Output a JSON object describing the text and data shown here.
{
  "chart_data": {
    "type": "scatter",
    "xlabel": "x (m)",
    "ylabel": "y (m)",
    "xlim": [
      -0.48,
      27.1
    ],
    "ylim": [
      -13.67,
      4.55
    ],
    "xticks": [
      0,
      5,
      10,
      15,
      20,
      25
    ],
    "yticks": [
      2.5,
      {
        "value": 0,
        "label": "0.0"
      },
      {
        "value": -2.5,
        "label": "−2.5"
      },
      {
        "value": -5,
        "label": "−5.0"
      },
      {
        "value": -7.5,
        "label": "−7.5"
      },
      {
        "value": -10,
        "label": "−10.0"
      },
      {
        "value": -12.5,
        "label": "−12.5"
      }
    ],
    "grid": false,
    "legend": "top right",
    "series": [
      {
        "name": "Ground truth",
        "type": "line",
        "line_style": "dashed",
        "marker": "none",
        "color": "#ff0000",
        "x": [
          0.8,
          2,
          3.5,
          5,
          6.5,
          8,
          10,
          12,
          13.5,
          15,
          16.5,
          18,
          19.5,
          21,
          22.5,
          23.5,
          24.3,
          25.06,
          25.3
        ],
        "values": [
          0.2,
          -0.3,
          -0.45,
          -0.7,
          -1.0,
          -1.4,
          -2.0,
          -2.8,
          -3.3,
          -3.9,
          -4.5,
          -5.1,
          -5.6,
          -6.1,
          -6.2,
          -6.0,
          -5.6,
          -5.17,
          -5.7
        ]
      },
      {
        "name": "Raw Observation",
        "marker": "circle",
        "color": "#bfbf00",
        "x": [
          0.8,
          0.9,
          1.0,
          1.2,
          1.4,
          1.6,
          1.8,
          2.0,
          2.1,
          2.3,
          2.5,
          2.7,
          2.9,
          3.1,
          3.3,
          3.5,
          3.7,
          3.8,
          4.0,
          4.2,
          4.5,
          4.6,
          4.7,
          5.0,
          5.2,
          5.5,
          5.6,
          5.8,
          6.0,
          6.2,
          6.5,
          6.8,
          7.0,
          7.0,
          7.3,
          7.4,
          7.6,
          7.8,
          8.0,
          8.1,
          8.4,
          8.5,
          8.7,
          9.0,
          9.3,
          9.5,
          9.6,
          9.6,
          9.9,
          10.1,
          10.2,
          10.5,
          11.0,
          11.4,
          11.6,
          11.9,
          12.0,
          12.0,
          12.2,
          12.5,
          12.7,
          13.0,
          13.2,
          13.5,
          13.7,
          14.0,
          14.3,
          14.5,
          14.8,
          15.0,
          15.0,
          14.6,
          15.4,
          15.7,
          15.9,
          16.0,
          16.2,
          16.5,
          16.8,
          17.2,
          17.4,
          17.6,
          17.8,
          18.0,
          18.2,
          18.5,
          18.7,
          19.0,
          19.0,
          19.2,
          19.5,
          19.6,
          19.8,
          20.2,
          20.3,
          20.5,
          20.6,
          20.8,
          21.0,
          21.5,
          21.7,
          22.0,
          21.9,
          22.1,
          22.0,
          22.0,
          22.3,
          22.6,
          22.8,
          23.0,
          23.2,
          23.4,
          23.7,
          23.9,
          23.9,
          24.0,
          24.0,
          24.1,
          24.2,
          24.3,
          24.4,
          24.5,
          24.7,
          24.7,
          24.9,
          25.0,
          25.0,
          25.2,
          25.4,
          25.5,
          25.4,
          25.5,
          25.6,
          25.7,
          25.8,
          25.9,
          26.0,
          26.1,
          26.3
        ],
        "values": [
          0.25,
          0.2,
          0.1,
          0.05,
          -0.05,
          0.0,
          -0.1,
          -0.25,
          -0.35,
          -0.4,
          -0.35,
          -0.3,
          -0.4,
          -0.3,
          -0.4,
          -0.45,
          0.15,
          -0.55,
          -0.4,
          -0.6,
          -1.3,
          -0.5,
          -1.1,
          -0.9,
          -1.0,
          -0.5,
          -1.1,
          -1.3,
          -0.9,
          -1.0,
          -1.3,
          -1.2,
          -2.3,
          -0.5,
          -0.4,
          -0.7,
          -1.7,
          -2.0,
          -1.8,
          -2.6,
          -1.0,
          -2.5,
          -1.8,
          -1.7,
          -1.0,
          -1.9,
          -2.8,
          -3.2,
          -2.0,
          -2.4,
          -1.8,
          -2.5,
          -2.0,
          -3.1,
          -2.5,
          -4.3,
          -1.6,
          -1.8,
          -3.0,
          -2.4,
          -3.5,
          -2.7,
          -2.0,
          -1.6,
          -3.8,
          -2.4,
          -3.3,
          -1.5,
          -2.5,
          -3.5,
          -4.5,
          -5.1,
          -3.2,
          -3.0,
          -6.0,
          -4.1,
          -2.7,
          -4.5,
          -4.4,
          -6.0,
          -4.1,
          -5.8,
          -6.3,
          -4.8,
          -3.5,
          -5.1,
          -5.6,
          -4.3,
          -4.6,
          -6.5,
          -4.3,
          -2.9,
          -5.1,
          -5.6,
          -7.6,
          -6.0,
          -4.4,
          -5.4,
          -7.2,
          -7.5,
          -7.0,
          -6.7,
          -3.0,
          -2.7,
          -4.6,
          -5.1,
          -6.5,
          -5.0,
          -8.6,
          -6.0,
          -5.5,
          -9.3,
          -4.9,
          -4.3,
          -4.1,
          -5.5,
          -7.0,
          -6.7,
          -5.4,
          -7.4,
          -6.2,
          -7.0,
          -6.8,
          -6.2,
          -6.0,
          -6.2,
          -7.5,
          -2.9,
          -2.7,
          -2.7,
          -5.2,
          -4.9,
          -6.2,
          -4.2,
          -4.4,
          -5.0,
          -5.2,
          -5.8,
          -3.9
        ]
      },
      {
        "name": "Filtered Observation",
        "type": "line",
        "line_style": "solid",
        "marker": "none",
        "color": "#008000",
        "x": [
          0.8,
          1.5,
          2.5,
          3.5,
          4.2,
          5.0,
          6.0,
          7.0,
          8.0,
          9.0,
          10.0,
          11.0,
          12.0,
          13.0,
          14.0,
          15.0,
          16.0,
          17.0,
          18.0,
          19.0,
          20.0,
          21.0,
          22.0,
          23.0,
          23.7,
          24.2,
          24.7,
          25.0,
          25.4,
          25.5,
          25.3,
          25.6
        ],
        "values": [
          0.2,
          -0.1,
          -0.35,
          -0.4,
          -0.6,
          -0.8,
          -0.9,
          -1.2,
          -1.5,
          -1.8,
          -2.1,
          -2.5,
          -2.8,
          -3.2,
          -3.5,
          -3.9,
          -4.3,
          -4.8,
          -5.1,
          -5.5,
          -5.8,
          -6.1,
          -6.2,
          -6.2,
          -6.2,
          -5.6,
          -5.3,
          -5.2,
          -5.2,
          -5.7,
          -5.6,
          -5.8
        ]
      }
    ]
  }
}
——
The records above should be duplicated in full, exactly as given.

Output a JSON object describing the text and data shown here.
{
  "chart_data": {
    "type": "scatter",
    "xlabel": "x (m)",
    "ylabel": "y (m)",
    "xlim": [
      -0.48,
      27.1
    ],
    "ylim": [
      -13.67,
      4.55
    ],
    "xticks": [
      0,
      5,
      10,
      15,
      20,
      25
    ],
    "yticks": [
      2.5,
      {
        "value": 0,
        "label": "0.0"
      },
      {
        "value": -2.5,
        "label": "−2.5"
      },
      {
        "value": -5,
        "label": "−5.0"
      },
      {
        "value": -7.5,
        "label": "−7.5"
      },
      {
        "value": -10,
        "label": "−10.0"
      },
      {
        "value": -12.5,
        "label": "−12.5"
      }
    ],
    "grid": false,
    "legend": "top right",
    "series": [
      {
        "name": "Ground truth",
        "type": "line",
        "line_style": "dashed",
        "marker": "none",
        "color": "#ff0000",
        "x": [
          0.8,
          2,
          3.5,
          5,
          6.5,
          8,
          10,
          12,
          13.5,
          15,
          16.5,
          18,
          19.5,
          21,
          22.5,
          23.5,
          24.3,
          25.06,
          25.3
        ],
        "values": [
          0.2,
          -0.3,
          -0.45,
          -0.7,
          -1.0,
          -1.4,
          -2.0,
          -2.8,
          -3.3,
          -3.9,
          -4.5,
          -5.1,
          -5.6,
          -6.1,
          -6.2,
          -6.0,
          -5.6,
          -5.17,
          -5.7
        ]
      },
      {
        "name": "Raw Observation",
        "marker": "circle",
        "color": "#bfbf00",
        "x": [
          0.8,
          0.9,
          1.0,
          1.2,
          1.4,
          1.6,
          1.8,
          2.0,
          2.1,
          2.3,
          2.5,
          2.7,
          2.9,
          3.1,
          3.3,
          3.5,
          3.7,
          3.8,
          4.0,
          4.2,
          4.5,
          4.6,
          4.7,
          5.0,
          5.2,
          5.5,
          5.6,
          5.8,
          6.0,
          6.2,
          6.5,
          6.8,
          7.0,
          7.0,
          7.3,
          7.4,
          7.6,
          7.8,
          8.0,
          8.1,
          8.4,
          8.5,
          8.7,
          9.0,
          9.3,
          9.5,
          9.6,
          9.6,
          9.9,
          10.1,
          10.2,
          10.5,
          11.0,
          11.4,
          11.6,
          11.9,
          12.0,
          12.0,
          12.2,
          12.5,
          12.7,
          13.0,
          13.2,
          13.5,
          13.7,
          14.0,
          14.3,
          14.5,
          14.8,
          15.0,
          15.0,
          14.6,
          15.4,
          15.7,
          15.9,
          16.0,
          16.2,
          16.5,
          16.8,
          17.2,
          17.4,
          17.6,
          17.8,
          18.0,
          18.2,
          18.5,
          18.7,
          19.0,
          19.0,
          19.2,
          19.5,
          19.6,
          19.8,
          20.2,
          20.3,
          20.5,
          20.6,
          20.8,
          21.0,
          21.5,
          21.7,
          22.0,
          21.9,
          22.1,
          22.0,
          22.0,
          22.3,
          22.6,
          22.8,
          23.0,
          23.2,
          23.4,
          23.7,
          23.9,
          23.9,
          24.0,
          24.0,
          24.1,
          24.2,
          24.3,
          24.4,
          24.5,
          24.7,
          24.7,
          24.9,
          25.0,
          25.0,
          25.2,
          25.4,
          25.5,
          25.4,
          25.5,
          25.6,
          25.7,
          25.8,
          25.9,
          26.0,
          26.1,
          26.3
        ],
        "values": [
          0.25,
          0.2,
          0.1,
          0.05,
          -0.05,
          0.0,
          -0.1,
          -0.25,
          -0.35,
          -0.4,
          -0.35,
          -0.3,
          -0.4,
          -0.3,
          -0.4,
          -0.45,
          0.15,
          -0.55,
          -0.4,
          -0.6,
          -1.3,
          -0.5,
          -1.1,
          -0.9,
          -1.0,
          -0.5,
          -1.1,
          -1.3,
          -0.9,
          -1.0,
          -1.3,
          -1.2,
          -2.3,
          -0.5,
          -0.4,
          -0.7,
          -1.7,
          -2.0,
          -1.8,
          -2.6,
          -1.0,
          -2.5,
          -1.8,
          -1.7,
          -1.0,
          -1.9,
          -2.8,
          -3.2,
          -2.0,
          -2.4,
          -1.8,
          -2.5,
          -2.0,
          -3.1,
          -2.5,
          -4.3,
          -1.6,
          -1.8,
          -3.0,
          -2.4,
          -3.5,
          -2.7,
          -2.0,
          -1.6,
          -3.8,
          -2.4,
          -3.3,
          -1.5,
          -2.5,
          -3.5,
          -4.5,
          -5.1,
          -3.2,
          -3.0,
          -6.0,
          -4.1,
          -2.7,
          -4.5,
          -4.4,
          -6.0,
          -4.1,
          -5.8,
          -6.3,
          -4.8,
          -3.5,
          -5.1,
          -5.6,
          -4.3,
          -4.6,
          -6.5,
          -4.3,
          -2.9,
          -5.1,
          -5.6,
          -7.6,
          -6.0,
          -4.4,
          -5.4,
          -7.2,
          -7.5,
          -7.0,
          -6.7,
          -3.0,
          -2.7,
          -4.6,
          -5.1,
          -6.5,
          -5.0,
          -8.6,
          -6.0,
          -5.5,
          -9.3,
          -4.9,
          -4.3,
          -4.1,
          -5.5,
          -7.0,
          -6.7,
          -5.4,
          -7.4,
          -6.2,
          -7.0,
          -6.8,
          -6.2,
          -6.0,
          -6.2,
          -7.5,
          -2.9,
          -2.7,
          -2.7,
          -5.2,
          -4.9,
          -6.2,
          -4.2,
          -4.4,
          -5.0,
          -5.2,
          -5.8,
          -3.9
        ]
      },
      {
        "name": "Filtered Observation",
        "type": "line",
        "line_style": "solid",
        "marker": "none",
        "color": "#008000",
        "x": [
          0.8,
          1.5,
          2.5,
          3.5,
          4.2,
          5.0,
          6.0,
          7.0,
          8.0,
          9.0,
          10.0,
          11.0,
          12.0,
          13.0,
          14.0,
          15.0,
          16.0,
          17.0,
          18.0,
          19.0,
          20.0,
          21.0,
          22.0,
          23.0,
          23.7,
          24.2,
          24.7,
          25.0,
          25.4,
          25.5,
          25.3,
          25.6
        ],
        "values": [
          0.2,
          -0.1,
          -0.35,
          -0.4,
          -0.6,
          -0.8,
          -0.9,
          -1.2,
          -1.5,
          -1.8,
          -2.1,
          -2.5,
          -2.8,
          -3.2,
          -3.5,
          -3.9,
          -4.3,
          -4.8,
          -5.1,
          -5.5,
          -5.8,
          -6.1,
          -6.2,
          -6.2,
          -6.2,
          -5.6,
          -5.3,
          -5.2,
          -5.2,
          -5.7,
          -5.6,
          -5.8
        ]
      }
    ]
  }
}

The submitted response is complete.